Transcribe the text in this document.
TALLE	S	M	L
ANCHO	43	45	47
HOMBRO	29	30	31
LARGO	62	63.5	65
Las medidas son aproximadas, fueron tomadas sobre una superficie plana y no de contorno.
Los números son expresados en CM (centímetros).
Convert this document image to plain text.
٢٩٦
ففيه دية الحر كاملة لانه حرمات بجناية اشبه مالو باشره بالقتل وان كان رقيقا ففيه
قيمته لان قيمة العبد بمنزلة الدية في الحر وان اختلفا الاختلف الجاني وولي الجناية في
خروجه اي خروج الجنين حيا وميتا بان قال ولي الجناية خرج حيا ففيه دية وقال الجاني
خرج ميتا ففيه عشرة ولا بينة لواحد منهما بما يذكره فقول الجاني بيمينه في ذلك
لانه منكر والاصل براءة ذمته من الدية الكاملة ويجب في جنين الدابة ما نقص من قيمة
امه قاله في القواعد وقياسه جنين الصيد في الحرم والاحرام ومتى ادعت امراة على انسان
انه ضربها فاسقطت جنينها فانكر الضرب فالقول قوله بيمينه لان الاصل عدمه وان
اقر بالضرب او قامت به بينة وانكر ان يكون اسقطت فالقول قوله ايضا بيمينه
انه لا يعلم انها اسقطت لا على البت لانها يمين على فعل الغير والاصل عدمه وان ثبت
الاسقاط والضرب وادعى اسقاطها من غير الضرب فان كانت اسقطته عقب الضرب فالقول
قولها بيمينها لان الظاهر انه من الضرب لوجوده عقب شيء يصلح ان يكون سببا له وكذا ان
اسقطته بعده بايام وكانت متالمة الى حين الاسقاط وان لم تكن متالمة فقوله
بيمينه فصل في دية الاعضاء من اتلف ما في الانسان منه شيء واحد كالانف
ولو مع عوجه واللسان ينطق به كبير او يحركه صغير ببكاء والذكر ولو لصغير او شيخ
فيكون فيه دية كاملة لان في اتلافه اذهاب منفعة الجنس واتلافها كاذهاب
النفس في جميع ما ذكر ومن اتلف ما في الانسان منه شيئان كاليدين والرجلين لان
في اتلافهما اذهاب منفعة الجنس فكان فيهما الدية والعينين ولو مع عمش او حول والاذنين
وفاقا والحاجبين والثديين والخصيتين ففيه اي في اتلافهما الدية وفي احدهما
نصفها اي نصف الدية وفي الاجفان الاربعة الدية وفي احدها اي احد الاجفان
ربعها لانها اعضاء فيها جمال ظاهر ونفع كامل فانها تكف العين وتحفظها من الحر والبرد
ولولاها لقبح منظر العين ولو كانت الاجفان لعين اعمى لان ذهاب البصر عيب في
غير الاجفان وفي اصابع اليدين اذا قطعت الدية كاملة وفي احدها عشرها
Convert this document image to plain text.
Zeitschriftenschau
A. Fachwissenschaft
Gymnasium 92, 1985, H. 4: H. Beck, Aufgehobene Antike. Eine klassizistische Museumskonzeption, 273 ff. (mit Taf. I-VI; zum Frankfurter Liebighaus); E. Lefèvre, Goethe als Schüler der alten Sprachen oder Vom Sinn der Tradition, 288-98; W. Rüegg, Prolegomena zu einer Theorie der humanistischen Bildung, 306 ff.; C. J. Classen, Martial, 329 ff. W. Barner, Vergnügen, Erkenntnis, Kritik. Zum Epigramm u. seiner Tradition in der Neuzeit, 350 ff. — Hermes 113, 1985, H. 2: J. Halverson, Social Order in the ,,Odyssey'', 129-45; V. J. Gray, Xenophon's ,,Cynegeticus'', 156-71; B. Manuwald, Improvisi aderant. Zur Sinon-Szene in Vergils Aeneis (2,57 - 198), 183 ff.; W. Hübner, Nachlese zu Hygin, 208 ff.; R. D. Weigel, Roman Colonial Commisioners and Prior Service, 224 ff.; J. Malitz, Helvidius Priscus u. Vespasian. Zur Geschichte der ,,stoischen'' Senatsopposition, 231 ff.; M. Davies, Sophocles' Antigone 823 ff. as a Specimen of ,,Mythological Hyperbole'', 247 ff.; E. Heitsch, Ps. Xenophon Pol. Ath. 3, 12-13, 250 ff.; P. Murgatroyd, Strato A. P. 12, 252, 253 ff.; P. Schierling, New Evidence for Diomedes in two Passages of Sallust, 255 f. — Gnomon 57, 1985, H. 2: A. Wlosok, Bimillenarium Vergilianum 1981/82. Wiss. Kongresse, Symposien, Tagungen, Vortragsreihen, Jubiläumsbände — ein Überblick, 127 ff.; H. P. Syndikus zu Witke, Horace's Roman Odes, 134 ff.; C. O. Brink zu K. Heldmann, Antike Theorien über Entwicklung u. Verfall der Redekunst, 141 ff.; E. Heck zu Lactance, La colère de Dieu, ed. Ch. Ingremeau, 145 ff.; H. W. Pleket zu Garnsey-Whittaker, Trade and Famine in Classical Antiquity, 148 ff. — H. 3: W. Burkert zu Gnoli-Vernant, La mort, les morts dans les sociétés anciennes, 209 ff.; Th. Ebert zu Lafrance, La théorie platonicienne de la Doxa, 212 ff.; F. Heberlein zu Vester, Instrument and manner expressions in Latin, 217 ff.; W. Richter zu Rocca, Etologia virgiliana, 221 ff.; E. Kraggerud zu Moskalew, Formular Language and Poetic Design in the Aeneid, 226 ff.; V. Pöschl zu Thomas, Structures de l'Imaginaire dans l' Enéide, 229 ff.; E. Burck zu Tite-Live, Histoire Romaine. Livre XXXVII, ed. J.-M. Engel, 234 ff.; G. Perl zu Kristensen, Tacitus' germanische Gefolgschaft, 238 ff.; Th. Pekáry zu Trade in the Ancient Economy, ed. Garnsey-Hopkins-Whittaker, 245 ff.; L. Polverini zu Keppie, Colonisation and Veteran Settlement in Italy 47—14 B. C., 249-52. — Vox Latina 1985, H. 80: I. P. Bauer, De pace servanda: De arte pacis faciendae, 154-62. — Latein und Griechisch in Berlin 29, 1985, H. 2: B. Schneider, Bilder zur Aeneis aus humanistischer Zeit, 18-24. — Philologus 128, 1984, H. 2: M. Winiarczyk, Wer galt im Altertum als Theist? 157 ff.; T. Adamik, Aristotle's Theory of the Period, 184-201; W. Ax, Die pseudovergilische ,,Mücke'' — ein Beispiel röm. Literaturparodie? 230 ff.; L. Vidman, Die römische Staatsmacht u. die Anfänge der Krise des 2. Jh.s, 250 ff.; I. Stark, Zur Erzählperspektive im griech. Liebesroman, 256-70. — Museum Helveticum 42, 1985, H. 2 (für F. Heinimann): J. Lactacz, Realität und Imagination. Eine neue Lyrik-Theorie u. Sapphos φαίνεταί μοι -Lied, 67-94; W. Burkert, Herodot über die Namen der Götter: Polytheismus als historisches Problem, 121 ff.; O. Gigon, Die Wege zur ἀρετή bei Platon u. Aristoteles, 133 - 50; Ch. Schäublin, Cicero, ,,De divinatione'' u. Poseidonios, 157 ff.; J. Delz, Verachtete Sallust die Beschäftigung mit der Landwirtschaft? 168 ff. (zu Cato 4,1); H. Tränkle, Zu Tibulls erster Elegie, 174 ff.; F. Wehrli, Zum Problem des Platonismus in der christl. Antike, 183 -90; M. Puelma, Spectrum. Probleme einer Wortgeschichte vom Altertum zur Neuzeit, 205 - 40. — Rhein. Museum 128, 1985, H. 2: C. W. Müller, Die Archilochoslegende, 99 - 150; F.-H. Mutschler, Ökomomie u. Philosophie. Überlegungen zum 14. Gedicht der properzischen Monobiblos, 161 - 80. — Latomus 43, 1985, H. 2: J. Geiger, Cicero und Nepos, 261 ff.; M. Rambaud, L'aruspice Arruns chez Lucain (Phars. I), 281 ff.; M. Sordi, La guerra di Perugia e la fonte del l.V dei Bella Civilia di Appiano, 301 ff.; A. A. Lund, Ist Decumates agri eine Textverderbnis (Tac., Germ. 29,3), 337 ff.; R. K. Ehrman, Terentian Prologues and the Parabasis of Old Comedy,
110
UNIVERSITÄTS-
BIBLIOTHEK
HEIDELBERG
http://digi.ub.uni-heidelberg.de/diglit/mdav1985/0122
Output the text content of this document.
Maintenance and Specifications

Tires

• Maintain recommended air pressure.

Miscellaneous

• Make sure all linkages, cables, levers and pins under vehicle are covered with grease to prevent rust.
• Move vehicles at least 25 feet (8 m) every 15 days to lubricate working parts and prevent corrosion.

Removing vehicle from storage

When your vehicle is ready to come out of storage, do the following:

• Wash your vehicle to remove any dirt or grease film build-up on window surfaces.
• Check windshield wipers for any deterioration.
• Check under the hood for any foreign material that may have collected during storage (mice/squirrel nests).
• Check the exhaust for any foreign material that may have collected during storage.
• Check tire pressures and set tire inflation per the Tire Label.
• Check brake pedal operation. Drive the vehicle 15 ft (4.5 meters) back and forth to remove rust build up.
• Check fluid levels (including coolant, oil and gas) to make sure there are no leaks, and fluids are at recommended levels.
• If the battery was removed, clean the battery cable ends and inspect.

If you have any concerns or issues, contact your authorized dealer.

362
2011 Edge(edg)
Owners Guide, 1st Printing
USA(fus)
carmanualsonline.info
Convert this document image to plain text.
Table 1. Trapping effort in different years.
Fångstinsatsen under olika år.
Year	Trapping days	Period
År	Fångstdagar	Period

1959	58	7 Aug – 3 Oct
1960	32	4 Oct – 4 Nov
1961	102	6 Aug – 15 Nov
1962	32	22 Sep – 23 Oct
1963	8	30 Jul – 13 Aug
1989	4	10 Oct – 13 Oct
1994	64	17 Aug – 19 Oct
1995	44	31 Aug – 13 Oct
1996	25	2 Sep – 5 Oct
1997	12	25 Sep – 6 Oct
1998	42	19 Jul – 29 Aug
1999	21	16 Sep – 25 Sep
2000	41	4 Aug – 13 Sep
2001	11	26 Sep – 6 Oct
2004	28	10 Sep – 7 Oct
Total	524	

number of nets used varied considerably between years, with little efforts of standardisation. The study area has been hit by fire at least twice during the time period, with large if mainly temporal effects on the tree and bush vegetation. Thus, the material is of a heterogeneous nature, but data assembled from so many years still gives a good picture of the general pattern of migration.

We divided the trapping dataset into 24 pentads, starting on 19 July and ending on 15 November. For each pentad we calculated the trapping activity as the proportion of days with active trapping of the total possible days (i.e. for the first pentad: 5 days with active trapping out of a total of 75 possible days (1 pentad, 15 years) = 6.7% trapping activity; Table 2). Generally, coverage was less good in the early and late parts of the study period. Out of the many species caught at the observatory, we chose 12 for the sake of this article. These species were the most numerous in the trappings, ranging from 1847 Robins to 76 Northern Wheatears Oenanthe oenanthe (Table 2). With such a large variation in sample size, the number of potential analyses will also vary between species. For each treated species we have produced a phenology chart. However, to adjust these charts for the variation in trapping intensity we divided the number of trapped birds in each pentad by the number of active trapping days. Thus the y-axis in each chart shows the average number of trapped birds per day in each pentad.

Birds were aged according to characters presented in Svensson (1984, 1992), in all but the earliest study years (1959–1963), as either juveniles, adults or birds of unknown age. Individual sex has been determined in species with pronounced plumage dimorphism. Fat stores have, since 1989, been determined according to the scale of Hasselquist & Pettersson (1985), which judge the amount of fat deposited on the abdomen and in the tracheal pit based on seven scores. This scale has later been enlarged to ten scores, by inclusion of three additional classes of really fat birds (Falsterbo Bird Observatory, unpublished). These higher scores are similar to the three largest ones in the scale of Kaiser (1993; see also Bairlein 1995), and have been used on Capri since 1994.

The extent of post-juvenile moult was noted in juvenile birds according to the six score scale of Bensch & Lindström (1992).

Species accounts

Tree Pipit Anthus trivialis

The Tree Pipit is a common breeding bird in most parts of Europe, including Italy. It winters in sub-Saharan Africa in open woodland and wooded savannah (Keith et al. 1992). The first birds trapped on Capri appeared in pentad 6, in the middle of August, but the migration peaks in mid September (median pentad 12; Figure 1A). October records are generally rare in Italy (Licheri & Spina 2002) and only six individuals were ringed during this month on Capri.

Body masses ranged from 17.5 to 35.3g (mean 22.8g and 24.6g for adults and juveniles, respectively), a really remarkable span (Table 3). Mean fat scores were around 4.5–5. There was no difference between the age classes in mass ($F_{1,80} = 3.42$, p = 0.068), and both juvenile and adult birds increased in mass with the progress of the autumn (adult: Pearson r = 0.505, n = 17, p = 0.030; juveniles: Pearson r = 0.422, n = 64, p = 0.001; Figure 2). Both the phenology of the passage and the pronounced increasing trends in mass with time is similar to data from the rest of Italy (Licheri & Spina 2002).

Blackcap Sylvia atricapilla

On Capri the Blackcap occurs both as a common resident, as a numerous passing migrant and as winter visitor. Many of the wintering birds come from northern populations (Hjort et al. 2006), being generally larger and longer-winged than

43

◆ **The task**
Which lines hold the string "Pipit"? List them all.

◆ **Result for this task**
Tree Pipit Anthus trivialis
The Tree Pipit is a common breeding bird in most parts of Europe, including Italy. It winters in sub-Saharan Africa in open woodland and wooded savannah (Keith et al. 1992). The first birds trapped on Capri appeared in pentad 6, in the middle of August, but the migration peaks in mid September (median pentad 12; Figure 1A). October records are generally rare in Italy (Licheri & Spina 2002) and only six individuals were ringed during this month on Capri.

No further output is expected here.